What is needed =
Below is a set of records; restate each one word for word.

Dataset entries =
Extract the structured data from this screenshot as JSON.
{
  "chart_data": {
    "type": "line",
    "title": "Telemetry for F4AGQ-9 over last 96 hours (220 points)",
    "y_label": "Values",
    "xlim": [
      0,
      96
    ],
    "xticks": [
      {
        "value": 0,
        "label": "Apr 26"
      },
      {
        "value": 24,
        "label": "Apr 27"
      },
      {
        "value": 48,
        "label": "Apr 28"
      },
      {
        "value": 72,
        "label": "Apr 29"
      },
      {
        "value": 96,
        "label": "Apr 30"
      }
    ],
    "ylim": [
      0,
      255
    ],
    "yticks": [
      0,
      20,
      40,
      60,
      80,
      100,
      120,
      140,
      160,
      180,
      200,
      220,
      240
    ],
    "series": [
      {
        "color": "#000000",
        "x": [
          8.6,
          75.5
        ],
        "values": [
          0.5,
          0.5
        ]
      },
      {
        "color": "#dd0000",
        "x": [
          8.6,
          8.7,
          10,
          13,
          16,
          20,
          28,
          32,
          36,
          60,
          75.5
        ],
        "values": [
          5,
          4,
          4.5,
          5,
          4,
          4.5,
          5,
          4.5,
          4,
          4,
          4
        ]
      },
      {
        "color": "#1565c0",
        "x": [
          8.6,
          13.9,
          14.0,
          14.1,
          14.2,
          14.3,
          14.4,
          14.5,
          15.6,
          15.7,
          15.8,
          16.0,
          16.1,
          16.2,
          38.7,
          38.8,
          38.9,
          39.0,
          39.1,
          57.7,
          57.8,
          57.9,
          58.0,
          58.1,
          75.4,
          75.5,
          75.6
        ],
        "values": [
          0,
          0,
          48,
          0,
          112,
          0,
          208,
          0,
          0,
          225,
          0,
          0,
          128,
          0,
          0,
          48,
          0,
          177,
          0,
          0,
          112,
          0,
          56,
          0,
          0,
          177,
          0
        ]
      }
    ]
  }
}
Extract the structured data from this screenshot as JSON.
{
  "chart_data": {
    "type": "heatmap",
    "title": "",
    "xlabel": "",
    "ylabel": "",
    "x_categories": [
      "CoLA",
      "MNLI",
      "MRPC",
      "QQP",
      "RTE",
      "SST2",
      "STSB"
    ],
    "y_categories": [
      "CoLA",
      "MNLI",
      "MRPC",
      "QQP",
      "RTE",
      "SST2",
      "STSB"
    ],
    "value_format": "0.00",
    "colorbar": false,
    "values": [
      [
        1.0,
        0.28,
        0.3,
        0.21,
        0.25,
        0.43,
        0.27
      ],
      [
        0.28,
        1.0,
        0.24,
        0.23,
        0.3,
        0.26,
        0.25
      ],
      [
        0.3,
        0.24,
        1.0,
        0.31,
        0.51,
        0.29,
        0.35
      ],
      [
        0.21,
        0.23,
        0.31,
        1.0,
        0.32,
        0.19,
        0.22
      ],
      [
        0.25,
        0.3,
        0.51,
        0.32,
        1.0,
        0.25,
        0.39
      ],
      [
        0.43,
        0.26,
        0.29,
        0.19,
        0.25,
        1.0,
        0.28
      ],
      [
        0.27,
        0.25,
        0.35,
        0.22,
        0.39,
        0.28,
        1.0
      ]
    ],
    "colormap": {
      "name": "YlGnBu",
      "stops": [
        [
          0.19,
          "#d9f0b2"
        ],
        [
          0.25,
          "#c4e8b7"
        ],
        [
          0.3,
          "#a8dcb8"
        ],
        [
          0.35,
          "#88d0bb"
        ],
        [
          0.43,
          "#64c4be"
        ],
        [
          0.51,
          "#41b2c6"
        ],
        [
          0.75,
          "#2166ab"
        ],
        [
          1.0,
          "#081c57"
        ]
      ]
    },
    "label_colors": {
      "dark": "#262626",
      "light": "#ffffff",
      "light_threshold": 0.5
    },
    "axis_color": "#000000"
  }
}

Answer for this exercise =
Extract the structured data from this screenshot as JSON.
{
  "chart_data": {
    "type": "line",
    "title": "Telemetry for F4AGQ-9 over last 96 hours (220 points)",
    "y_label": "Values",
    "xlim": [
      0,
      96
    ],
    "xticks": [
      {
        "value": 0,
        "label": "Apr 26"
      },
      {
        "value": 24,
        "label": "Apr 27"
      },
      {
        "value": 48,
        "label": "Apr 28"
      },
      {
        "value": 72,
        "label": "Apr 29"
      },
      {
        "value": 96,
        "label": "Apr 30"
      }
    ],
    "ylim": [
      0,
      255
    ],
    "yticks": [
      0,
      20,
      40,
      60,
      80,
      100,
      120,
      140,
      160,
      180,
      200,
      220,
      240
    ],
    "series": [
      {
        "color": "#000000",
        "x": [
          8.6,
          75.5
        ],
        "values": [
          0.5,
          0.5
        ]
      },
      {
        "color": "#dd0000",
        "x": [
          8.6,
          8.7,
          10,
          13,
          16,
          20,
          28,
          32,
          36,
          60,
          75.5
        ],
        "values": [
          5,
          4,
          4.5,
          5,
          4,
          4.5,
          5,
          4.5,
          4,
          4,
          4
        ]
      },
      {
        "color": "#1565c0",
        "x": [
          8.6,
          13.9,
          14.0,
          14.1,
          14.2,
          14.3,
          14.4,
          14.5,
          15.6,
          15.7,
          15.8,
          16.0,
          16.1,
          16.2,
          38.7,
          38.8,
          38.9,
          39.0,
          39.1,
          57.7,
          57.8,
          57.9,
          58.0,
          58.1,
          75.4,
          75.5,
          75.6
        ],
        "values": [
          0,
          0,
          48,
          0,
          112,
          0,
          208,
          0,
          0,
          225,
          0,
          0,
          128,
          0,
          0,
          48,
          0,
          177,
          0,
          0,
          112,
          0,
          56,
          0,
          0,
          177,
          0
        ]
      }
    ]
  }
}
Extract the structured data from this screenshot as JSON.
{
  "chart_data": {
    "type": "heatmap",
    "title": "",
    "xlabel": "",
    "ylabel": "",
    "x_categories": [
      "CoLA",
      "MNLI",
      "MRPC",
      "QQP",
      "RTE",
      "SST2",
      "STSB"
    ],
    "y_categories": [
      "CoLA",
      "MNLI",
      "MRPC",
      "QQP",
      "RTE",
      "SST2",
      "STSB"
    ],
    "value_format": "0.00",
    "colorbar": false,
    "values": [
      [
        1.0,
        0.28,
        0.3,
        0.21,
        0.25,
        0.43,
        0.27
      ],
      [
        0.28,
        1.0,
        0.24,
        0.23,
        0.3,
        0.26,
        0.25
      ],
      [
        0.3,
        0.24,
        1.0,
        0.31,
        0.51,
        0.29,
        0.35
      ],
      [
        0.21,
        0.23,
        0.31,
        1.0,
        0.32,
        0.19,
        0.22
      ],
      [
        0.25,
        0.3,
        0.51,
        0.32,
        1.0,
        0.25,
        0.39
      ],
      [
        0.43,
        0.26,
        0.29,
        0.19,
        0.25,
        1.0,
        0.28
      ],
      [
        0.27,
        0.25,
        0.35,
        0.22,
        0.39,
        0.28,
        1.0
      ]
    ],
    "colormap": {
      "name": "YlGnBu",
      "stops": [
        [
          0.19,
          "#d9f0b2"
        ],
        [
          0.25,
          "#c4e8b7"
        ],
        [
          0.3,
          "#a8dcb8"
        ],
        [
          0.35,
          "#88d0bb"
        ],
        [
          0.43,
          "#64c4be"
        ],
        [
          0.51,
          "#41b2c6"
        ],
        [
          0.75,
          "#2166ab"
        ],
        [
          1.0,
          "#081c57"
        ]
      ]
    },
    "label_colors": {
      "dark": "#262626",
      "light": "#ffffff",
      "light_threshold": 0.5
    },
    "axis_color": "#000000"
  }
}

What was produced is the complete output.